:: PROVIDED RECORDS

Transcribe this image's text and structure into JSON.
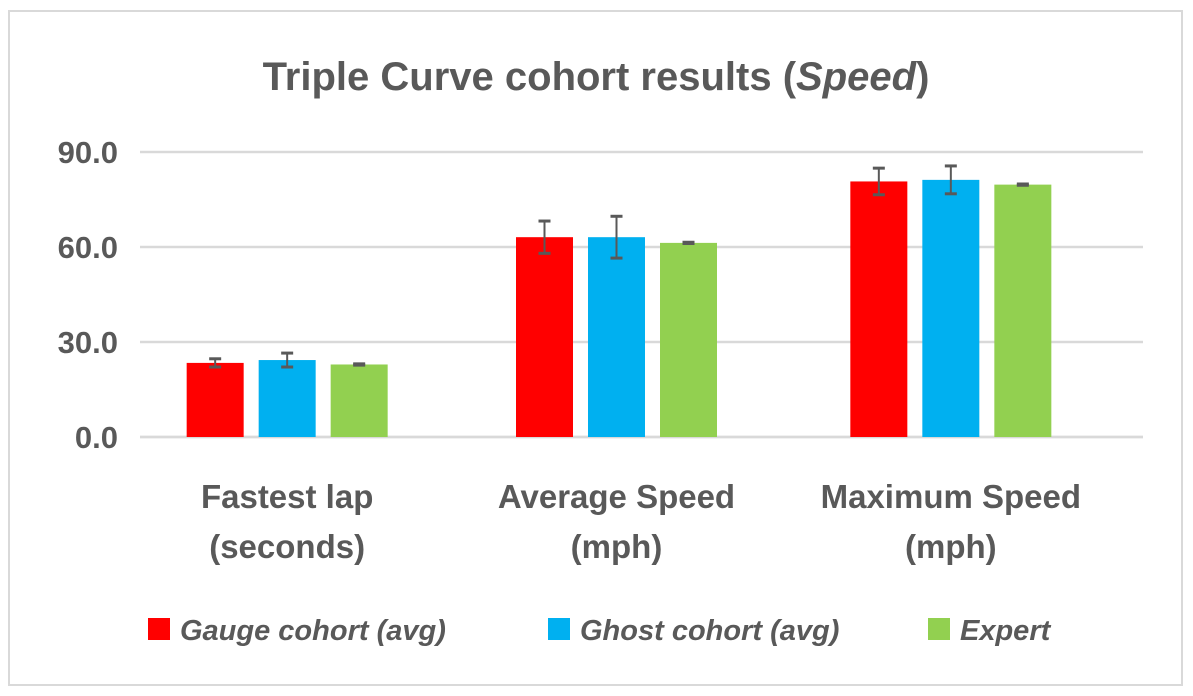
{
  "chart_data": {
    "type": "bar",
    "title": "Triple Curve cohort results (",
    "title_italic": "Speed",
    "title_end": ")",
    "categories": [
      [
        "Fastest lap",
        "(seconds)"
      ],
      [
        "Average Speed",
        "(mph)"
      ],
      [
        "Maximum Speed",
        "(mph)"
      ]
    ],
    "ylim": [
      0,
      90
    ],
    "yticks": [
      "0.0",
      "30.0",
      "60.0",
      "90.0"
    ],
    "grid": true,
    "legend_position": "bottom",
    "series": [
      {
        "name": "Gauge cohort (avg)",
        "color": "#ff0000",
        "values": [
          23.4,
          63.1,
          80.7
        ],
        "errors": [
          1.3,
          5.1,
          4.2
        ]
      },
      {
        "name": "Ghost cohort (avg)",
        "color": "#00b0f0",
        "values": [
          24.3,
          63.1,
          81.2
        ],
        "errors": [
          2.2,
          6.6,
          4.4
        ]
      },
      {
        "name": "Expert",
        "color": "#92d050",
        "values": [
          22.9,
          61.3,
          79.7
        ],
        "errors": [
          0.2,
          0.2,
          0.2
        ]
      }
    ]
  }
}
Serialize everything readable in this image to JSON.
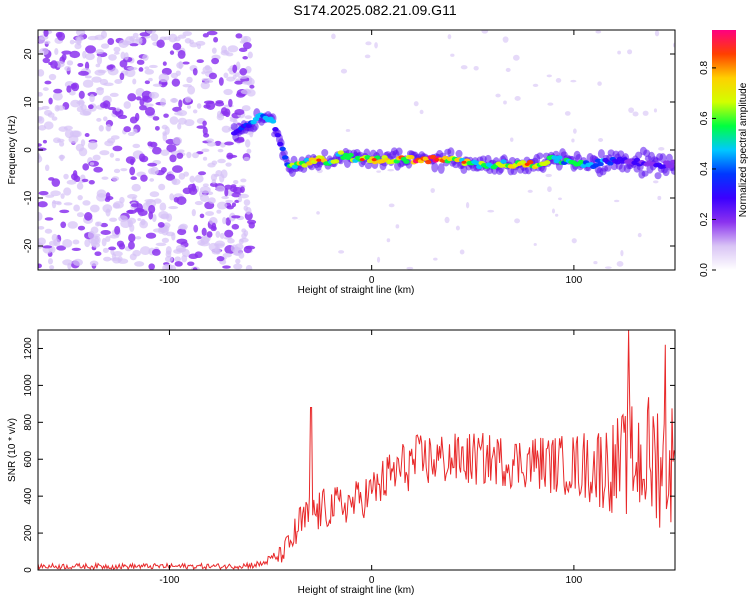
{
  "figure": {
    "title": "S174.2025.082.21.09.G11"
  },
  "chart_data": [
    {
      "type": "heatmap",
      "xlabel": "Height of straight line (km)",
      "ylabel": "Frequency (Hz)",
      "xlim": [
        -165,
        150
      ],
      "ylim": [
        -25,
        25
      ],
      "xticks": [
        -100,
        0,
        100
      ],
      "yticks": [
        -20,
        -10,
        0,
        10,
        20
      ],
      "colorbar": {
        "label": "Normalized spectral amplitude",
        "ticks": [
          0.0,
          0.2,
          0.4,
          0.6,
          0.8
        ],
        "range": [
          0,
          0.95
        ],
        "colors": [
          "#ffffff",
          "#d9c4f5",
          "#8b32ef",
          "#3b00ff",
          "#0037ff",
          "#00c8ff",
          "#00ff40",
          "#d2ff00",
          "#ffd000",
          "#ff4000",
          "#ff0080"
        ]
      },
      "ridge": {
        "x": [
          -68,
          -62,
          -55,
          -50,
          -46,
          -43,
          -40,
          -35,
          -30,
          -25,
          -20,
          -15,
          -10,
          -5,
          0,
          10,
          20,
          30,
          40,
          50,
          60,
          70,
          80,
          90,
          100,
          110,
          120,
          130,
          140,
          150
        ],
        "y": [
          4,
          5,
          7,
          6.5,
          3,
          -2,
          -3.5,
          -3,
          -2.5,
          -2,
          -2.5,
          -1,
          -1.5,
          -2,
          -2,
          -2,
          -2,
          -2,
          -2,
          -3,
          -3,
          -3,
          -3,
          -2,
          -2.5,
          -3,
          -2,
          -2.5,
          -3,
          -3
        ],
        "amplitude": [
          0.3,
          0.4,
          0.5,
          0.45,
          0.35,
          0.45,
          0.6,
          0.7,
          0.65,
          0.75,
          0.6,
          0.7,
          0.55,
          0.6,
          0.75,
          0.7,
          0.8,
          0.9,
          0.7,
          0.65,
          0.6,
          0.7,
          0.75,
          0.55,
          0.5,
          0.45,
          0.3,
          0.25,
          0.25,
          0.2
        ]
      },
      "noise_region_x": [
        -165,
        -65
      ]
    },
    {
      "type": "line",
      "xlabel": "Height of straight line (km)",
      "ylabel": "SNR (10 * v/v)",
      "xlim": [
        -165,
        150
      ],
      "ylim": [
        0,
        1300
      ],
      "xticks": [
        -100,
        0,
        100
      ],
      "yticks": [
        0,
        200,
        400,
        600,
        800,
        1000,
        1200
      ],
      "color": "#e8292a",
      "envelope": {
        "x": [
          -165,
          -70,
          -55,
          -50,
          -45,
          -40,
          -35,
          -30,
          -25,
          -20,
          -10,
          0,
          10,
          20,
          30,
          40,
          50,
          60,
          70,
          80,
          90,
          100,
          110,
          120,
          130,
          140,
          150
        ],
        "mean": [
          20,
          20,
          30,
          60,
          80,
          150,
          250,
          300,
          320,
          340,
          360,
          420,
          520,
          580,
          600,
          600,
          600,
          600,
          580,
          590,
          570,
          570,
          560,
          560,
          600,
          600,
          580
        ],
        "spread": [
          15,
          15,
          20,
          25,
          50,
          80,
          120,
          120,
          120,
          110,
          110,
          120,
          140,
          150,
          150,
          140,
          150,
          140,
          140,
          150,
          160,
          170,
          220,
          260,
          330,
          380,
          350
        ]
      },
      "peaks": [
        {
          "x": -30,
          "y": 880
        },
        {
          "x": 127,
          "y": 1300
        },
        {
          "x": 145,
          "y": 1220
        }
      ]
    }
  ]
}
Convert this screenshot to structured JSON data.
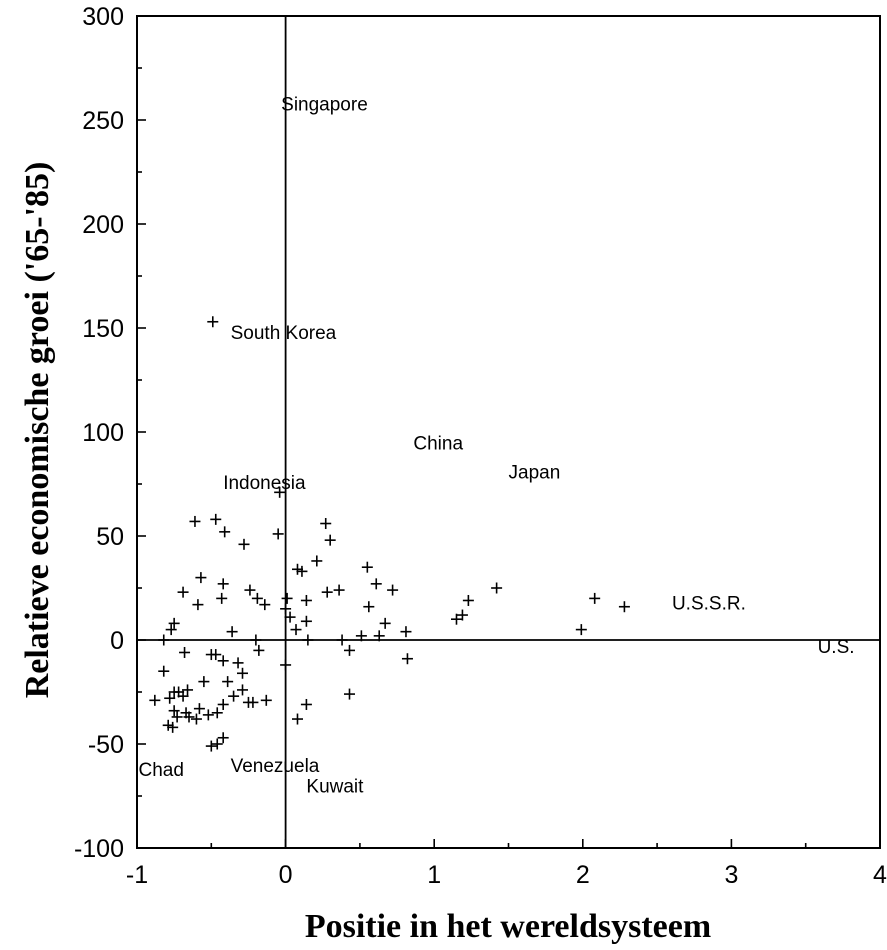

::::

GIVEN PROBLEM:
Your job is to transcribe the entries above exactly; skip the pictures.

RESULT BELOW:
Transcribe this image's text and structure into JSON.
{
  "chart_data": {
    "type": "bar",
    "title": "Triple Curve cohort results (",
    "title_italic": "Speed",
    "title_end": ")",
    "categories": [
      [
        "Fastest lap",
        "(seconds)"
      ],
      [
        "Average Speed",
        "(mph)"
      ],
      [
        "Maximum Speed",
        "(mph)"
      ]
    ],
    "ylim": [
      0,
      90
    ],
    "yticks": [
      "0.0",
      "30.0",
      "60.0",
      "90.0"
    ],
    "grid": true,
    "legend_position": "bottom",
    "series": [
      {
        "name": "Gauge cohort (avg)",
        "color": "#ff0000",
        "values": [
          23.4,
          63.1,
          80.7
        ],
        "errors": [
          1.3,
          5.1,
          4.2
        ]
      },
      {
        "name": "Ghost cohort (avg)",
        "color": "#00b0f0",
        "values": [
          24.3,
          63.1,
          81.2
        ],
        "errors": [
          2.2,
          6.6,
          4.4
        ]
      },
      {
        "name": "Expert",
        "color": "#92d050",
        "values": [
          22.9,
          61.3,
          79.7
        ],
        "errors": [
          0.2,
          0.2,
          0.2
        ]
      }
    ]
  }
}
Serialize everything readable in this image to JSON.
{
  "figure": {
    "title": "S174.2025.082.21.09.G11"
  },
  "chart_data": [
    {
      "type": "heatmap",
      "xlabel": "Height of straight line (km)",
      "ylabel": "Frequency (Hz)",
      "xlim": [
        -165,
        150
      ],
      "ylim": [
        -25,
        25
      ],
      "xticks": [
        -100,
        0,
        100
      ],
      "yticks": [
        -20,
        -10,
        0,
        10,
        20
      ],
      "colorbar": {
        "label": "Normalized spectral amplitude",
        "ticks": [
          0.0,
          0.2,
          0.4,
          0.6,
          0.8
        ],
        "range": [
          0,
          0.95
        ],
        "colors": [
          "#ffffff",
          "#d9c4f5",
          "#8b32ef",
          "#3b00ff",
          "#0037ff",
          "#00c8ff",
          "#00ff40",
          "#d2ff00",
          "#ffd000",
          "#ff4000",
          "#ff0080"
        ]
      },
      "ridge": {
        "x": [
          -68,
          -62,
          -55,
          -50,
          -46,
          -43,
          -40,
          -35,
          -30,
          -25,
          -20,
          -15,
          -10,
          -5,
          0,
          10,
          20,
          30,
          40,
          50,
          60,
          70,
          80,
          90,
          100,
          110,
          120,
          130,
          140,
          150
        ],
        "y": [
          4,
          5,
          7,
          6.5,
          3,
          -2,
          -3.5,
          -3,
          -2.5,
          -2,
          -2.5,
          -1,
          -1.5,
          -2,
          -2,
          -2,
          -2,
          -2,
          -2,
          -3,
          -3,
          -3,
          -3,
          -2,
          -2.5,
          -3,
          -2,
          -2.5,
          -3,
          -3
        ],
        "amplitude": [
          0.3,
          0.4,
          0.5,
          0.45,
          0.35,
          0.45,
          0.6,
          0.7,
          0.65,
          0.75,
          0.6,
          0.7,
          0.55,
          0.6,
          0.75,
          0.7,
          0.8,
          0.9,
          0.7,
          0.65,
          0.6,
          0.7,
          0.75,
          0.55,
          0.5,
          0.45,
          0.3,
          0.25,
          0.25,
          0.2
        ]
      },
      "noise_region_x": [
        -165,
        -65
      ]
    },
    {
      "type": "line",
      "xlabel": "Height of straight line (km)",
      "ylabel": "SNR (10 * v/v)",
      "xlim": [
        -165,
        150
      ],
      "ylim": [
        0,
        1300
      ],
      "xticks": [
        -100,
        0,
        100
      ],
      "yticks": [
        0,
        200,
        400,
        600,
        800,
        1000,
        1200
      ],
      "color": "#e8292a",
      "envelope": {
        "x": [
          -165,
          -70,
          -55,
          -50,
          -45,
          -40,
          -35,
          -30,
          -25,
          -20,
          -10,
          0,
          10,
          20,
          30,
          40,
          50,
          60,
          70,
          80,
          90,
          100,
          110,
          120,
          130,
          140,
          150
        ],
        "mean": [
          20,
          20,
          30,
          60,
          80,
          150,
          250,
          300,
          320,
          340,
          360,
          420,
          520,
          580,
          600,
          600,
          600,
          600,
          580,
          590,
          570,
          570,
          560,
          560,
          600,
          600,
          580
        ],
        "spread": [
          15,
          15,
          20,
          25,
          50,
          80,
          120,
          120,
          120,
          110,
          110,
          120,
          140,
          150,
          150,
          140,
          150,
          140,
          140,
          150,
          160,
          170,
          220,
          260,
          330,
          380,
          350
        ]
      },
      "peaks": [
        {
          "x": -30,
          "y": 880
        },
        {
          "x": 127,
          "y": 1300
        },
        {
          "x": 145,
          "y": 1220
        }
      ]
    }
  ]
}
Convert this screenshot to structured JSON data.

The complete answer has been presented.